__Work to be completed__:
Starting at the line that holds "Output a JSON", copy every line exactly through the end of the data, and no others.

%%

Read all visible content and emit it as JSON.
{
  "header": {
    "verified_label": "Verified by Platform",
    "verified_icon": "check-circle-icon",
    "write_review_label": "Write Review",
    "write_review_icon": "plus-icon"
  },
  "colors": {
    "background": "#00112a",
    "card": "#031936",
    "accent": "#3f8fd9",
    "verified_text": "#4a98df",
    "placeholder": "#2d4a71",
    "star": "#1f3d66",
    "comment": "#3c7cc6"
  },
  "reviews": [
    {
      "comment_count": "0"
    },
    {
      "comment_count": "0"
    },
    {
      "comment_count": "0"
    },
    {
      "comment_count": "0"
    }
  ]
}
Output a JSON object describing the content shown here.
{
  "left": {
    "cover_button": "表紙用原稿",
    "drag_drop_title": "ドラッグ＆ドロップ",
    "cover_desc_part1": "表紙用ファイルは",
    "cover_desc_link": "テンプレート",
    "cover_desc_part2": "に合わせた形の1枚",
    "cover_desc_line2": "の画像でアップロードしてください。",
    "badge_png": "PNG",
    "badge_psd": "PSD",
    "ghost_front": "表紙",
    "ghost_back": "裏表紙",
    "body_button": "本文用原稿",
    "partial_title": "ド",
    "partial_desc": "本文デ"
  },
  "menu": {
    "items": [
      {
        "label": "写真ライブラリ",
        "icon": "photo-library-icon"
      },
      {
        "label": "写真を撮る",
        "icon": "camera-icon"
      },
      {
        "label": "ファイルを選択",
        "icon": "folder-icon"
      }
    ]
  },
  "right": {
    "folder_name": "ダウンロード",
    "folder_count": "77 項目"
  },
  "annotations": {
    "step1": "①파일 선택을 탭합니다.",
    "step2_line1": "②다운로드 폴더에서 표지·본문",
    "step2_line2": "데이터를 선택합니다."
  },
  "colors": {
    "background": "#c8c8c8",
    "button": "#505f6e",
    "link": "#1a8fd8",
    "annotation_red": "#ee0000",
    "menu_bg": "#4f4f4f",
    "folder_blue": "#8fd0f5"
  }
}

%%

__Written solution__:
Output a JSON object describing the content shown here.
{
  "left": {
    "cover_button": "表紙用原稿",
    "drag_drop_title": "ドラッグ＆ドロップ",
    "cover_desc_part1": "表紙用ファイルは",
    "cover_desc_link": "テンプレート",
    "cover_desc_part2": "に合わせた形の1枚",
    "cover_desc_line2": "の画像でアップロードしてください。",
    "badge_png": "PNG",
    "badge_psd": "PSD",
    "ghost_front": "表紙",
    "ghost_back": "裏表紙",
    "body_button": "本文用原稿",
    "partial_title": "ド",
    "partial_desc": "本文デ"
  },
  "menu": {
    "items": [
      {
        "label": "写真ライブラリ",
        "icon": "photo-library-icon"
      },
      {
        "label": "写真を撮る",
        "icon": "camera-icon"
      },
      {
        "label": "ファイルを選択",
        "icon": "folder-icon"
      }
    ]
  },
  "right": {
    "folder_name": "ダウンロード",
    "folder_count": "77 項目"
  },
  "annotations": {
    "step1": "①파일 선택을 탭합니다.",
    "step2_line1": "②다운로드 폴더에서 표지·본문",
    "step2_line2": "데이터를 선택합니다."
  },
  "colors": {
    "background": "#c8c8c8",
    "button": "#505f6e",
    "link": "#1a8fd8",
    "annotation_red": "#ee0000",
    "menu_bg": "#4f4f4f",
    "folder_blue": "#8fd0f5"
  }
}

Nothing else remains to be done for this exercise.